[Collected data entries]
[start]

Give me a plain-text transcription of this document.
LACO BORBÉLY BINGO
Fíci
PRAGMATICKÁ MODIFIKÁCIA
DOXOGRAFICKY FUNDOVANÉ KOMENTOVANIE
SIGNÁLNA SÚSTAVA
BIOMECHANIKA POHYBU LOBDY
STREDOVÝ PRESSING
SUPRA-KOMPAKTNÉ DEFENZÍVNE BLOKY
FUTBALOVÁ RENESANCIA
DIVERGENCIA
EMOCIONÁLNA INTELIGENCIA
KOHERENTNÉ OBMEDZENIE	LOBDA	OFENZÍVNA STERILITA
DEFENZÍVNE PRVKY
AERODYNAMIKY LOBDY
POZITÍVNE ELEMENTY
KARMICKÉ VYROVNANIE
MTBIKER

[end]
[start]

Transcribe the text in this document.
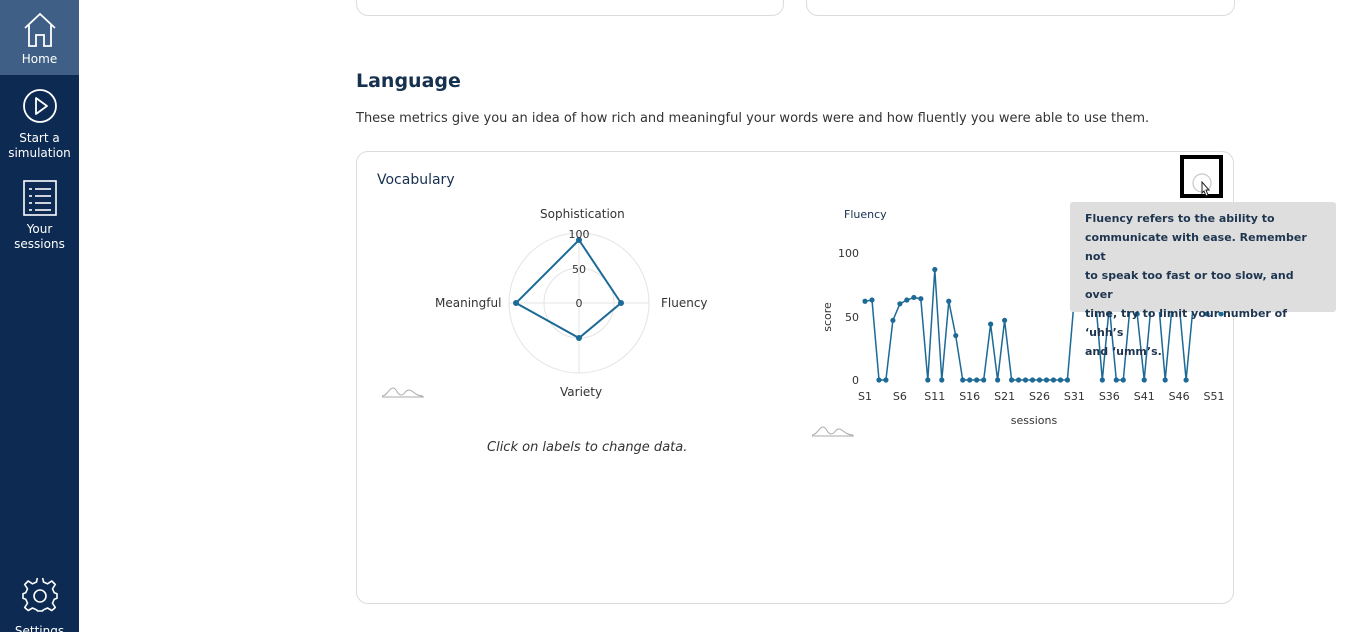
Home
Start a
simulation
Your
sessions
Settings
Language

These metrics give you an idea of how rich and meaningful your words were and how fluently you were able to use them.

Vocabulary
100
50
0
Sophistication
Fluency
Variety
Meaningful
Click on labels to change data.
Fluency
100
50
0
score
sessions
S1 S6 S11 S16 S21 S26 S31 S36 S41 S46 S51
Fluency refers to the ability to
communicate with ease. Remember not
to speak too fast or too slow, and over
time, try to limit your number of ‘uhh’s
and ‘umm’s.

[end]
[start]

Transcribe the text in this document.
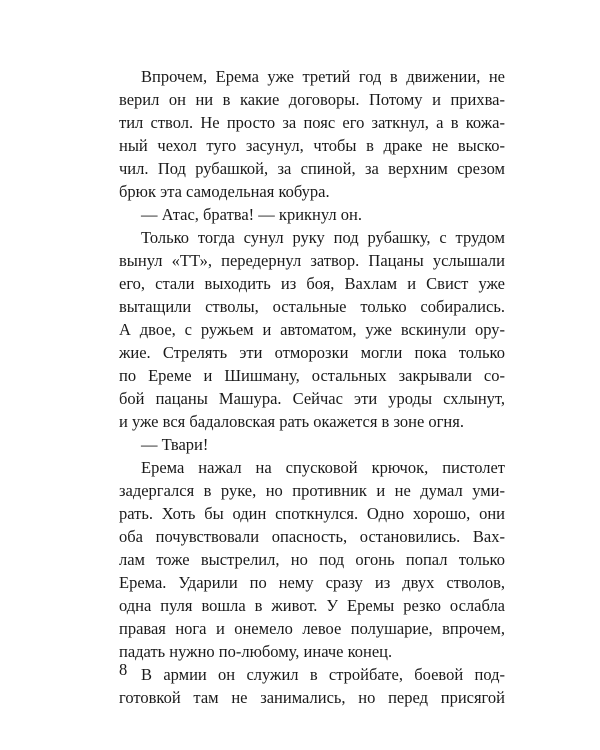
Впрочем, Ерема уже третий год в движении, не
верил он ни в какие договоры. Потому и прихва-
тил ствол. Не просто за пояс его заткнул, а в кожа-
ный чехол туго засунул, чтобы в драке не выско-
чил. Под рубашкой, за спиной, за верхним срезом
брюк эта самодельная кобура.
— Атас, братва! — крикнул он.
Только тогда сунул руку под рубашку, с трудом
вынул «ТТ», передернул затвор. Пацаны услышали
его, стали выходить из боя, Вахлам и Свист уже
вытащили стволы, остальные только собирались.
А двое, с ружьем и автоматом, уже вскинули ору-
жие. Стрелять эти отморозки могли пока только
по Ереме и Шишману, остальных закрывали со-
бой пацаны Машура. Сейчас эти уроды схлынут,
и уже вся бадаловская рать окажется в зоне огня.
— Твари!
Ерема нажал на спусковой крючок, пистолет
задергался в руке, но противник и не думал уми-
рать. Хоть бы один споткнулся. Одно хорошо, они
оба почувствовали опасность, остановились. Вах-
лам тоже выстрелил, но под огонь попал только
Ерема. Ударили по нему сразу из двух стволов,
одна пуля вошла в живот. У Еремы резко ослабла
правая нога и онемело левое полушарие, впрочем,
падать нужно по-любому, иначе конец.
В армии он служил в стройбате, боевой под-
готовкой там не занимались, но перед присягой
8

[end]

**Work to be completed**
Of the lines in the listing, how many hold the word "рать"? Nothing but the number is needed.

**Exercise output**
2